▸ **Provided information**
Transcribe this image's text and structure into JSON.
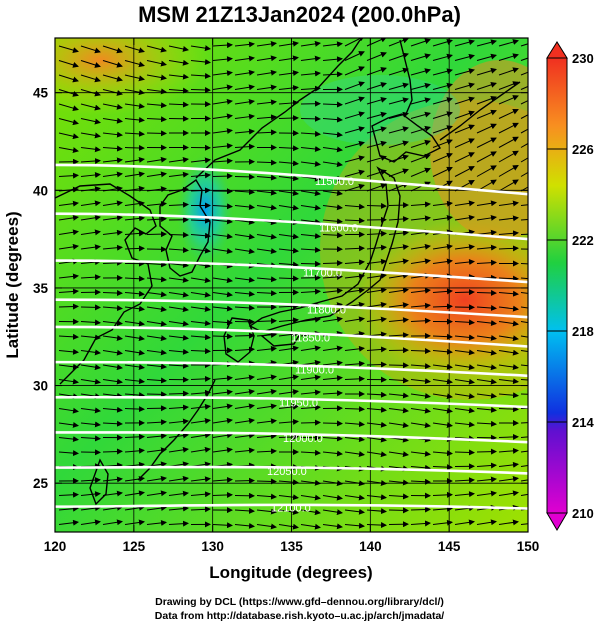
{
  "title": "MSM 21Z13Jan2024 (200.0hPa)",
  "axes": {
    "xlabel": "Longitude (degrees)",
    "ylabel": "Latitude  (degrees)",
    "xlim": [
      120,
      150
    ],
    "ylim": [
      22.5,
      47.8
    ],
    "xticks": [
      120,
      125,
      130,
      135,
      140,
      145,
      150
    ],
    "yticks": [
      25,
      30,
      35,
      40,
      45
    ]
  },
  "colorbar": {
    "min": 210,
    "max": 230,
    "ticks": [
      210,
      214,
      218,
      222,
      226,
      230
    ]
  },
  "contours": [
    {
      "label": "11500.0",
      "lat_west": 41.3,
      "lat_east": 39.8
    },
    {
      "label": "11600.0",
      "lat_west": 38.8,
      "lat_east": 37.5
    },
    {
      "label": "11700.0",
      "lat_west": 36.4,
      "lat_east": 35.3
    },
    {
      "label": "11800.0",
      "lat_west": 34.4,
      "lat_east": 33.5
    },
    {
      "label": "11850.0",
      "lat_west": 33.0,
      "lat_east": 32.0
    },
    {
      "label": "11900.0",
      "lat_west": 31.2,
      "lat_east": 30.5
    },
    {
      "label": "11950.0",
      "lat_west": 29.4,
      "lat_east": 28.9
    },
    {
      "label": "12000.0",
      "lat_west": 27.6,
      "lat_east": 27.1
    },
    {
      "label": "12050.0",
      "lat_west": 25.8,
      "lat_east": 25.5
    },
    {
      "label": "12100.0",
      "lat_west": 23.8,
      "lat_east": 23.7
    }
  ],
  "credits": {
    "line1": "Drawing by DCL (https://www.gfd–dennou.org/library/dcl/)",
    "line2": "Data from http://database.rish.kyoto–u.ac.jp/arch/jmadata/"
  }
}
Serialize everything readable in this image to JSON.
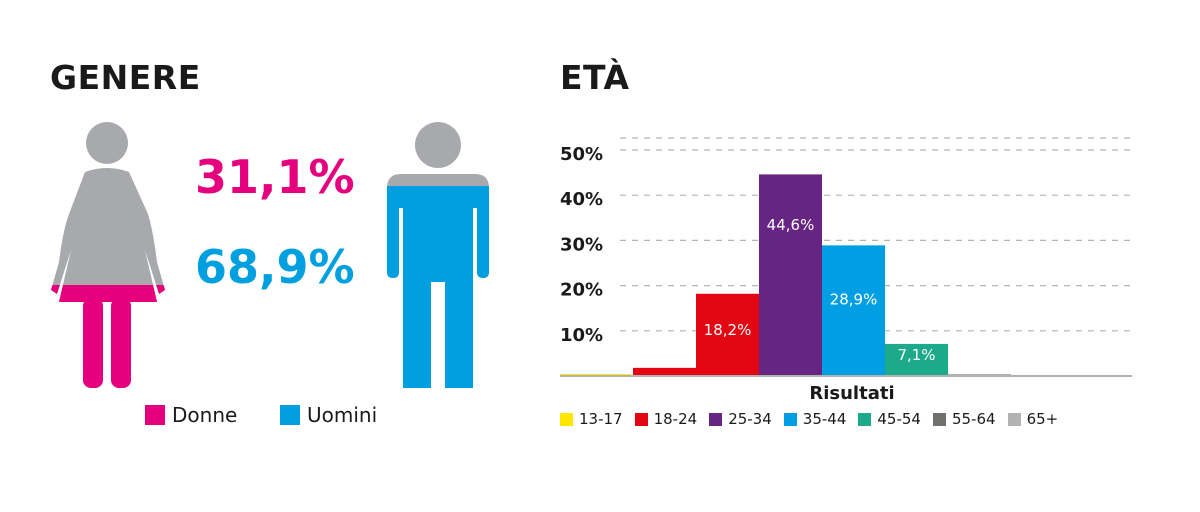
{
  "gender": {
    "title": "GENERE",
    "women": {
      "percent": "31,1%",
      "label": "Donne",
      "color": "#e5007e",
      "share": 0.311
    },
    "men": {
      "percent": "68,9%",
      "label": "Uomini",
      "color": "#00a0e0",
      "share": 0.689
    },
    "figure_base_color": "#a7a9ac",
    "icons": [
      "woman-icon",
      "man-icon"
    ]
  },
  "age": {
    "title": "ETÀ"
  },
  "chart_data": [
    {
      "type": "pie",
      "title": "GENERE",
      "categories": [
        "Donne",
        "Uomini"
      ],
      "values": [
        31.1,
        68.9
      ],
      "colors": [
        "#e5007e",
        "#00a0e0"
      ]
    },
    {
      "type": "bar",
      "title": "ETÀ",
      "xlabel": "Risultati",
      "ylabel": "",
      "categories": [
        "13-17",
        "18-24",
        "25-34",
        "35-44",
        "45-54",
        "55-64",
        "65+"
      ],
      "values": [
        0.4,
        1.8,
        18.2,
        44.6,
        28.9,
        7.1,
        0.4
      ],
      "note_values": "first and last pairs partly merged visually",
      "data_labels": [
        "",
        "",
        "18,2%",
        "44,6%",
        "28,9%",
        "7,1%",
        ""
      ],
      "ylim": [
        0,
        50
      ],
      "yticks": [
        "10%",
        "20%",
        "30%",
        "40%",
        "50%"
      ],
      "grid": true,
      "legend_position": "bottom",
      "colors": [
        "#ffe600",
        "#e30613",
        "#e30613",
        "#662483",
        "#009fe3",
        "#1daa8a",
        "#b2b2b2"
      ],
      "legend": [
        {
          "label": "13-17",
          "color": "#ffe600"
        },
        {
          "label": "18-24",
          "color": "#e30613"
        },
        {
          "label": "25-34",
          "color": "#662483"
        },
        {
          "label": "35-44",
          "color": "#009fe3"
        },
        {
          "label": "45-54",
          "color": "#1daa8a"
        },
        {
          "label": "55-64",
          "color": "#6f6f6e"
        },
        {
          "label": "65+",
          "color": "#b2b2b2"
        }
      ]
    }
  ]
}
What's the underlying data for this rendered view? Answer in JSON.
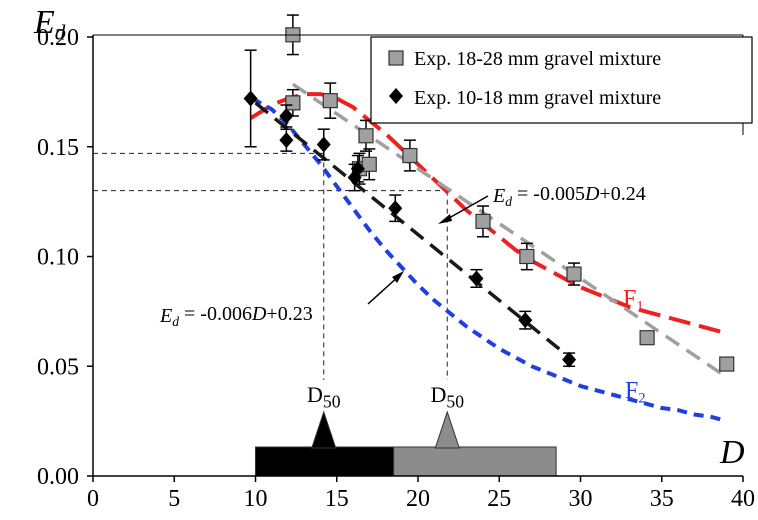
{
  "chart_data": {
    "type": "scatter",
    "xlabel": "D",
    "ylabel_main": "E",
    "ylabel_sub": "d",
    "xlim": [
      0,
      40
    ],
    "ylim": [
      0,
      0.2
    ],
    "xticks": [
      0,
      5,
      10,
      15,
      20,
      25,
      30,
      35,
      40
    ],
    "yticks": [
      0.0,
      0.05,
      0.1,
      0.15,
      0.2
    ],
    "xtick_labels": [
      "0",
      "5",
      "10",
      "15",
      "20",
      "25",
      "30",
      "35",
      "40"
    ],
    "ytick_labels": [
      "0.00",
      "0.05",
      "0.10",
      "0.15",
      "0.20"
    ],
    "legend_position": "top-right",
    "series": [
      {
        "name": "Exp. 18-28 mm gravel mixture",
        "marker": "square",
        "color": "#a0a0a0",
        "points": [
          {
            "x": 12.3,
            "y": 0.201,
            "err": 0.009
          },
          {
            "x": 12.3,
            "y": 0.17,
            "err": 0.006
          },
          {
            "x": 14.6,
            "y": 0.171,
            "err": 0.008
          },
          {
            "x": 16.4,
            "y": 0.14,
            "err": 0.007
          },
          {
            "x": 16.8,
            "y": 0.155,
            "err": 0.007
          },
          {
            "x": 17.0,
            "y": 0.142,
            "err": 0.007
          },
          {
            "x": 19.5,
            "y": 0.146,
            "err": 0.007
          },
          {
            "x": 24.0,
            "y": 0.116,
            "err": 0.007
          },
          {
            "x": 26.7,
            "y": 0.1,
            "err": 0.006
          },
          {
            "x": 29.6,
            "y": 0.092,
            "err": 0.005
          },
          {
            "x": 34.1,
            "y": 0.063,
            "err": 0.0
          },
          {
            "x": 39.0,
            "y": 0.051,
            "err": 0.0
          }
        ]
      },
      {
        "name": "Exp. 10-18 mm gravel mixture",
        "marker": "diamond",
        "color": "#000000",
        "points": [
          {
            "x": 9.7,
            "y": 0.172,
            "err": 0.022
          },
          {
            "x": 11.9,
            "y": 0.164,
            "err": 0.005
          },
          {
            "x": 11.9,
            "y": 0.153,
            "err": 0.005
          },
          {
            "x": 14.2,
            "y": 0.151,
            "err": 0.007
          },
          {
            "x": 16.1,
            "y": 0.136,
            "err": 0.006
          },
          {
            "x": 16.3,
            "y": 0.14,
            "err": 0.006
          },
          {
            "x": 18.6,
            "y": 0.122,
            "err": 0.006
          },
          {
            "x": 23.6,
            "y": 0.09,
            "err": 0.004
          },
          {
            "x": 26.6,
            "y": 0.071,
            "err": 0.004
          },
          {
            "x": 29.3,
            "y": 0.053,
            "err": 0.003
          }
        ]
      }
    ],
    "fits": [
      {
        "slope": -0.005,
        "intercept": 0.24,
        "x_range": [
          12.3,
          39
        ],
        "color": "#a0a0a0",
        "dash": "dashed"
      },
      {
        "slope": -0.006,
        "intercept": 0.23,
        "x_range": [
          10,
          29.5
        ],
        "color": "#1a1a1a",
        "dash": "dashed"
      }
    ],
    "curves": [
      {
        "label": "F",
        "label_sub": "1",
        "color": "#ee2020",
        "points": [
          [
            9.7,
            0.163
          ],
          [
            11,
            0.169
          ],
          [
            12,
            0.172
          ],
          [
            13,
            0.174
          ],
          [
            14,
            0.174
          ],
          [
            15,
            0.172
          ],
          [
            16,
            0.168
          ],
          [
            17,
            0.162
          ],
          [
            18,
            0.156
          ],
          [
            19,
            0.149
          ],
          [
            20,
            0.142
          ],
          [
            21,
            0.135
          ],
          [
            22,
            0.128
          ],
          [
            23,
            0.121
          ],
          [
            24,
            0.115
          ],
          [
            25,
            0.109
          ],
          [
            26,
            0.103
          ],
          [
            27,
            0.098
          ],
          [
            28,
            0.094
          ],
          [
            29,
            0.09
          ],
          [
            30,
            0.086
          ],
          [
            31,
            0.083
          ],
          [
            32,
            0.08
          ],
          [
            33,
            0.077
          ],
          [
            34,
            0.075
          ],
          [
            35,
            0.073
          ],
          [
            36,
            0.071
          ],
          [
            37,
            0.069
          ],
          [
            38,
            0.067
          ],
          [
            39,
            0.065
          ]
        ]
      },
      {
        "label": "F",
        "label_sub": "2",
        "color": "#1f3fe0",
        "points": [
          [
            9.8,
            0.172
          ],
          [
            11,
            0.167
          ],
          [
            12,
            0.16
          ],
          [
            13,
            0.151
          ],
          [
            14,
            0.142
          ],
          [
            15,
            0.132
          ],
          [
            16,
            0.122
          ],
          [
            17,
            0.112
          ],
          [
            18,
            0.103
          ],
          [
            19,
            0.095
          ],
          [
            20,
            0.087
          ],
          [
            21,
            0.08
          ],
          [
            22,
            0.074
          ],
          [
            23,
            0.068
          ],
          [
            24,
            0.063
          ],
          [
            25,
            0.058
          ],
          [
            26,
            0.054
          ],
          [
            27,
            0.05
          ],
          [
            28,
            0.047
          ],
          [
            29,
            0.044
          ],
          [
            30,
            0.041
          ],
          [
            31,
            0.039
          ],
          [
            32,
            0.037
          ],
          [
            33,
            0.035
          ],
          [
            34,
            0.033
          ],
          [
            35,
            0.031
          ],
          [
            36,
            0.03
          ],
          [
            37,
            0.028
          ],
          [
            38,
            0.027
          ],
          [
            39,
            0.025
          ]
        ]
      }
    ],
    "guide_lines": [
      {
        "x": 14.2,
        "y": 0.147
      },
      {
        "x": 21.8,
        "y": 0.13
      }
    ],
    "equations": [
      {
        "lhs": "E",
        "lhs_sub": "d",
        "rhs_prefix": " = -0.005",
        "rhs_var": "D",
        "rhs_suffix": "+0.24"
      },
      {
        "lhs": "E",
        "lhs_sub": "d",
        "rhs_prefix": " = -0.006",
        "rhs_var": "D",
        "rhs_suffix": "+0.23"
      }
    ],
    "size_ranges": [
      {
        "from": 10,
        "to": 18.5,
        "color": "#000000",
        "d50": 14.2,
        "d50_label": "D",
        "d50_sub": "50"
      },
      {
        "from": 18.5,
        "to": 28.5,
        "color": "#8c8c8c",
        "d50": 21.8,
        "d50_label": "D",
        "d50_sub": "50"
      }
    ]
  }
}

▸ **Given problem**
Calculate how many lines of the material include the string "from", and state that number by itself.

▸ **Result**
3